* Text passage
While hackers have been described in numerous ways, they’re not always terrorists, thieves, criminals or heartless bastards, as one colleague refers to them.
For example, there’s Ryan Pickren. He’s a cybersecurity Ph.D. student at Georgia Tech who was recently paid over $100,000 by Apple after discovering and reporting a vulnerability that allows unauthorized users to gain access to cameras and web browsers on Mac PCs.
According to Pickren, and as reported by Digital Trends, the amount is the highest reward Apple has ever doled out to a hacker.
Summing up what he describes at length on his blog, Pickren was able to use a document shared via an iCloud app called ShareBear, and the Safari 15 browser to gain control of an individual’s personal computer.
Similar to something like Dropbox, ShareBear users can grant access to others in providing a shared work environment for storing and editing documents or files. However, Pickren discovered that once the user accepted an invitation to share a particular file, that Mac remembered this permission, and never asked for it again.
So, as long as the file keeps the same name and file type, no new permission is sought, meaning, anyone sharing this file could manipulate it to include provisions for running malicious code on the device accessing that file.

* Prompt 1
According to the passage on Ryan Pickren's Apple bug bounty, what is the name of the iCloud app whose shared document he used?
* Prompt 2
Copy the passage on the Apple bug bounty from "According to Pickren, and" up to and including "individual’s personal computer.".
* Prompt 3
Continue the passage on Ryan Pickren's Apple bug bounty, starting after its final sentence.

* Information provided
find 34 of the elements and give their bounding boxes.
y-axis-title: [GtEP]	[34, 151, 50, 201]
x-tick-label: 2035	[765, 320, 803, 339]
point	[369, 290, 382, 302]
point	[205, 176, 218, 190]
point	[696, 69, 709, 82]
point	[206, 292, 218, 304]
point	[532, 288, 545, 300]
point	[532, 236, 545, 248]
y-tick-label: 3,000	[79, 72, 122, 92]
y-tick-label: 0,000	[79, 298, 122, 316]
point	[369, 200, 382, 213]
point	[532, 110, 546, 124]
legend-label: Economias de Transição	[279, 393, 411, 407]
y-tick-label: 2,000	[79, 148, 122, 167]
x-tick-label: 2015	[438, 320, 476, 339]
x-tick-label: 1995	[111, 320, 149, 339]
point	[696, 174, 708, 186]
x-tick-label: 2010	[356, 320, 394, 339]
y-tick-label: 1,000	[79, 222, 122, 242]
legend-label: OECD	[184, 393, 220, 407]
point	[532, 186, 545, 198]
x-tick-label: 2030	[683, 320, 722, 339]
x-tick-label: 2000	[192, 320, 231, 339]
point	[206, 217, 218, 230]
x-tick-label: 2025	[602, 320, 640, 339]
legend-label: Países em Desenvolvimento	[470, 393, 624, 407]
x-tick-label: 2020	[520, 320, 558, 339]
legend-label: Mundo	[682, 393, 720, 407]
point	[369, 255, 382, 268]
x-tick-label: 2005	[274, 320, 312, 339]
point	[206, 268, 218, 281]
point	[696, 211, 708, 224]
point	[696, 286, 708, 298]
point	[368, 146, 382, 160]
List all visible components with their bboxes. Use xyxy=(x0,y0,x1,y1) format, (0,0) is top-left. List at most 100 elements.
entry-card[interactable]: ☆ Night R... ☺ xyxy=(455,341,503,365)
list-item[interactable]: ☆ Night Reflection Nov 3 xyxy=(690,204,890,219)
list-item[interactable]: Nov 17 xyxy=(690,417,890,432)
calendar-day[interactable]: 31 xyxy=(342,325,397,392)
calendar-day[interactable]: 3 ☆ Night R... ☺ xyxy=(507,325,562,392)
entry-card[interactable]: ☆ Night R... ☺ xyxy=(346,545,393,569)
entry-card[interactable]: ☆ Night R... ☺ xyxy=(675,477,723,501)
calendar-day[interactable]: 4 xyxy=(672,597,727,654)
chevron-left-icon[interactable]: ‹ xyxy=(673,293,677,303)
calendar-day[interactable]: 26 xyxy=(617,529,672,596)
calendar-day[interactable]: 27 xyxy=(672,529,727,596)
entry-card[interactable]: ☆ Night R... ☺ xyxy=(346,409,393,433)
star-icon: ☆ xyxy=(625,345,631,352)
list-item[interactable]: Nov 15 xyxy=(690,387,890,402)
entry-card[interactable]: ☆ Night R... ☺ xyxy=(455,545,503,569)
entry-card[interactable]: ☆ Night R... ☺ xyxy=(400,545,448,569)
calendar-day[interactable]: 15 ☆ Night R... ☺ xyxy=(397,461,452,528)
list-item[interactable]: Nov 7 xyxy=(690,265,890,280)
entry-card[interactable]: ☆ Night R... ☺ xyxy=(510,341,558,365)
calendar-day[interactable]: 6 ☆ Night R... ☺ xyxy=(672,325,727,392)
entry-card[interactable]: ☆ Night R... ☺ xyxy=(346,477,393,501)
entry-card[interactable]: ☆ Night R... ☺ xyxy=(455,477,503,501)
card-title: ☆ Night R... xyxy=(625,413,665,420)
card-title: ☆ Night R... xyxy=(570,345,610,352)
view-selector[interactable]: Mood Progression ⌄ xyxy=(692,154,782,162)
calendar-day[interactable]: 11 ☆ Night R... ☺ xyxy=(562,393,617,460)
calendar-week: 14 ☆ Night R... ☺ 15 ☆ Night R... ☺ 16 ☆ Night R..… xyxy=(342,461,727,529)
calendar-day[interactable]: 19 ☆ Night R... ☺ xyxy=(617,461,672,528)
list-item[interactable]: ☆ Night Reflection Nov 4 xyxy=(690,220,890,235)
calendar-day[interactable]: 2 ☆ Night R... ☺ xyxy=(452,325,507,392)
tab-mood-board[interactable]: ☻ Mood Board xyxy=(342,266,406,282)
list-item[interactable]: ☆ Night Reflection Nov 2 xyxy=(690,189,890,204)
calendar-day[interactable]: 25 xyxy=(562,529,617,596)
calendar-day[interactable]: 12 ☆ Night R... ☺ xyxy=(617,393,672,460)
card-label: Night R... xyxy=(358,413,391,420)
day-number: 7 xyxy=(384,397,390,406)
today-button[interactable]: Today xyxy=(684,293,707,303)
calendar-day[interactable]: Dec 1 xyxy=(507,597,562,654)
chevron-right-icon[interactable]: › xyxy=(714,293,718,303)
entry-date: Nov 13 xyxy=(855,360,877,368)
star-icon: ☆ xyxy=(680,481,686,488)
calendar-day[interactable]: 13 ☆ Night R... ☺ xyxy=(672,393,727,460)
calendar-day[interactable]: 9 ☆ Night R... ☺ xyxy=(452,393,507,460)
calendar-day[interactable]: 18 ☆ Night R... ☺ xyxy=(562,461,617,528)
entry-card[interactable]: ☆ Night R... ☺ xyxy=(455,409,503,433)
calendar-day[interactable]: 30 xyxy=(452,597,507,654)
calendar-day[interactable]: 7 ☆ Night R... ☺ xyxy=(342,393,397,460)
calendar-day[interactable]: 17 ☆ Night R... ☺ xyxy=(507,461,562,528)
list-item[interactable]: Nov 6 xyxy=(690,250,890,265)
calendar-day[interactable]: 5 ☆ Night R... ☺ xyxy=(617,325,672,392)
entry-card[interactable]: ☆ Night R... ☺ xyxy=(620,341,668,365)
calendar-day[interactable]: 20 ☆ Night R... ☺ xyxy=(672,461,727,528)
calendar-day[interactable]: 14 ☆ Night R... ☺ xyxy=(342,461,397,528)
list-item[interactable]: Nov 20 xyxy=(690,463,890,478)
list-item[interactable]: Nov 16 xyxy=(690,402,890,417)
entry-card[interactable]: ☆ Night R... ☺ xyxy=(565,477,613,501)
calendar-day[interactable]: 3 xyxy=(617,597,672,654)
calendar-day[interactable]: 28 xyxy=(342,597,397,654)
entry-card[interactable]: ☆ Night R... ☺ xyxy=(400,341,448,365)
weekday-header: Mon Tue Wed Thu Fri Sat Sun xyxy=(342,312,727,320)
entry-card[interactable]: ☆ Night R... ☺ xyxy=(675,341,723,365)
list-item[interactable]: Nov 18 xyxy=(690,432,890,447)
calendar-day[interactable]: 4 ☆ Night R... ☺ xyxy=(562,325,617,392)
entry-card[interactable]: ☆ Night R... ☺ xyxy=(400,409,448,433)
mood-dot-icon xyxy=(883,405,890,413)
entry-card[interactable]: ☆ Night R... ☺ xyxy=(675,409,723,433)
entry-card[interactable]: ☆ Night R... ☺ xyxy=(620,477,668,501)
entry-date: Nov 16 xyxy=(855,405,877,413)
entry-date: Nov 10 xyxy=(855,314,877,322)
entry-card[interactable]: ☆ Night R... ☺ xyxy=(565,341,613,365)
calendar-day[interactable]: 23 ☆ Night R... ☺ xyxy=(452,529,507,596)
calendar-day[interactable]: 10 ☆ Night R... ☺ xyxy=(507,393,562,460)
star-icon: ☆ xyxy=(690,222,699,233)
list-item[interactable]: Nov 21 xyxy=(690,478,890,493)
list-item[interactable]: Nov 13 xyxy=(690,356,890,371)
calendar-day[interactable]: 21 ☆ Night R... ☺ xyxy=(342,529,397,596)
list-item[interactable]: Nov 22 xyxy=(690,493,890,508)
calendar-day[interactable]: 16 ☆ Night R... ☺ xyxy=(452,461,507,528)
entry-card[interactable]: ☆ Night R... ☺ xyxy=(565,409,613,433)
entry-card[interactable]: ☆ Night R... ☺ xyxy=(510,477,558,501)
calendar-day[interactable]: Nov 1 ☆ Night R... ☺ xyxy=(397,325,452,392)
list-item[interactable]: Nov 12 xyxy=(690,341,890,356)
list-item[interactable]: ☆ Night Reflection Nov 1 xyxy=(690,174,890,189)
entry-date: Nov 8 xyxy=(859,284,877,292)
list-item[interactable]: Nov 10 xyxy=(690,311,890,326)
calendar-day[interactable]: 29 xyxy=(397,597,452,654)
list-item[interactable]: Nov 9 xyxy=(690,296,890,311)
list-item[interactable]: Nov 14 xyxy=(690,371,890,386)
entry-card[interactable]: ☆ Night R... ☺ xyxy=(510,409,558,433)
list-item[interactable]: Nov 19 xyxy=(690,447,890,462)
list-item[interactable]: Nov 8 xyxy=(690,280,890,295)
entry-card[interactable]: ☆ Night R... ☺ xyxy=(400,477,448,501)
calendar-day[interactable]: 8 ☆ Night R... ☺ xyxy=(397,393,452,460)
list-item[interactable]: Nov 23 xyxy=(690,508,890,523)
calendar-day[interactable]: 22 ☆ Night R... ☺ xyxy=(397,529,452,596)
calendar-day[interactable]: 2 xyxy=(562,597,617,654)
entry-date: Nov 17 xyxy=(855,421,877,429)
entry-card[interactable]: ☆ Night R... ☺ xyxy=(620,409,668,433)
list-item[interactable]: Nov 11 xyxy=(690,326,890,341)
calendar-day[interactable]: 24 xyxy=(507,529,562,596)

* Task result 1
ShareBear

* Task result 2
According to Pickren, and as reported by Digital Trends, the amount is the highest reward Apple has ever doled out to a hacker.
Summing up what he describes at length on his blog, Pickren was able to use a document shared via an iCloud app called ShareBear, and the Safari 15 browser to gain control of an individual’s personal computer.

* Task result 3
While this would require a potential victim to click on a popup from the hackers’s website, doing so could provide access to an individual’s web camera and browsing history, and any passwords associated with on-line banking, email, PayPal, social media or several other online or cloud-based data points.
Additionally, once initial access is provided, the hack can be replicated without any further prompts. So, until the file is deleted or permissions changed, a hacker could continue to have access to all this data without the victim even knowing it.
Apple reportedly fixed the bug in October after Pickren reported it last July.
As an aside, this wasn’t PIckren’s first white hat experience. He previously earned $75,000 for hacking an iPhone camera and microphone, exposing a number of dangerous vulnerabilities in Apple’s code.